WRITTEN EXERCISE
Repeat each line word for word.

-- begin SUPPLIED RECORDS --

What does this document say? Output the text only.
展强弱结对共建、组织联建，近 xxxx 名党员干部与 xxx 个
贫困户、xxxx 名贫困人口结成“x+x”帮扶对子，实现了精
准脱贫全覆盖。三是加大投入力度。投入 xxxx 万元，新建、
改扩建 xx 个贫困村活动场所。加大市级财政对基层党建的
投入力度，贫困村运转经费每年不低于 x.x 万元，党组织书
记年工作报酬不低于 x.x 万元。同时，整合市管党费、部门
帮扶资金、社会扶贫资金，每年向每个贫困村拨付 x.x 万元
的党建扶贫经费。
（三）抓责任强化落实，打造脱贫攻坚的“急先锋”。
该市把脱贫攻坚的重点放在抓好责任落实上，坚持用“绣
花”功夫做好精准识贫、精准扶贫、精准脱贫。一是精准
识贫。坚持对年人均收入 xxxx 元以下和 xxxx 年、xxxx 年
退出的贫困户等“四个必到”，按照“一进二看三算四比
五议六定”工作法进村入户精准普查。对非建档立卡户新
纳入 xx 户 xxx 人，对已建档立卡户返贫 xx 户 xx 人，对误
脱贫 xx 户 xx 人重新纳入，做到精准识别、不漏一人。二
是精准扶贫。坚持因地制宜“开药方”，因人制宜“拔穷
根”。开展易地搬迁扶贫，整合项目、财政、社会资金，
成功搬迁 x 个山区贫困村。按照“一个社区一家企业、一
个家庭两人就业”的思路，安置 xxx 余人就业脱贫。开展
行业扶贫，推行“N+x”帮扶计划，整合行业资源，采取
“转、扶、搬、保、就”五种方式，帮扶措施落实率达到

-- end SUPPLIED RECORDS --

OUTPUT BELOW
What does this document say? Output the text only.
展强弱结对共建、组织联建，近 xxxx 名党员干部与 xxx 个
贫困户、xxxx 名贫困人口结成“x+x”帮扶对子，实现了精
准脱贫全覆盖。三是加大投入力度。投入 xxxx 万元，新建、
改扩建 xx 个贫困村活动场所。加大市级财政对基层党建的
投入力度，贫困村运转经费每年不低于 x.x 万元，党组织书
记年工作报酬不低于 x.x 万元。同时，整合市管党费、部门
帮扶资金、社会扶贫资金，每年向每个贫困村拨付 x.x 万元
的党建扶贫经费。
（三）抓责任强化落实，打造脱贫攻坚的“急先锋”。
该市把脱贫攻坚的重点放在抓好责任落实上，坚持用“绣
花”功夫做好精准识贫、精准扶贫、精准脱贫。一是精准
识贫。坚持对年人均收入 xxxx 元以下和 xxxx 年、xxxx 年
退出的贫困户等“四个必到”，按照“一进二看三算四比
五议六定”工作法进村入户精准普查。对非建档立卡户新
纳入 xx 户 xxx 人，对已建档立卡户返贫 xx 户 xx 人，对误
脱贫 xx 户 xx 人重新纳入，做到精准识别、不漏一人。二
是精准扶贫。坚持因地制宜“开药方”，因人制宜“拔穷
根”。开展易地搬迁扶贫，整合项目、财政、社会资金，
成功搬迁 x 个山区贫困村。按照“一个社区一家企业、一
个家庭两人就业”的思路，安置 xxx 余人就业脱贫。开展
行业扶贫，推行“N+x”帮扶计划，整合行业资源，采取
“转、扶、搬、保、就”五种方式，帮扶措施落实率达到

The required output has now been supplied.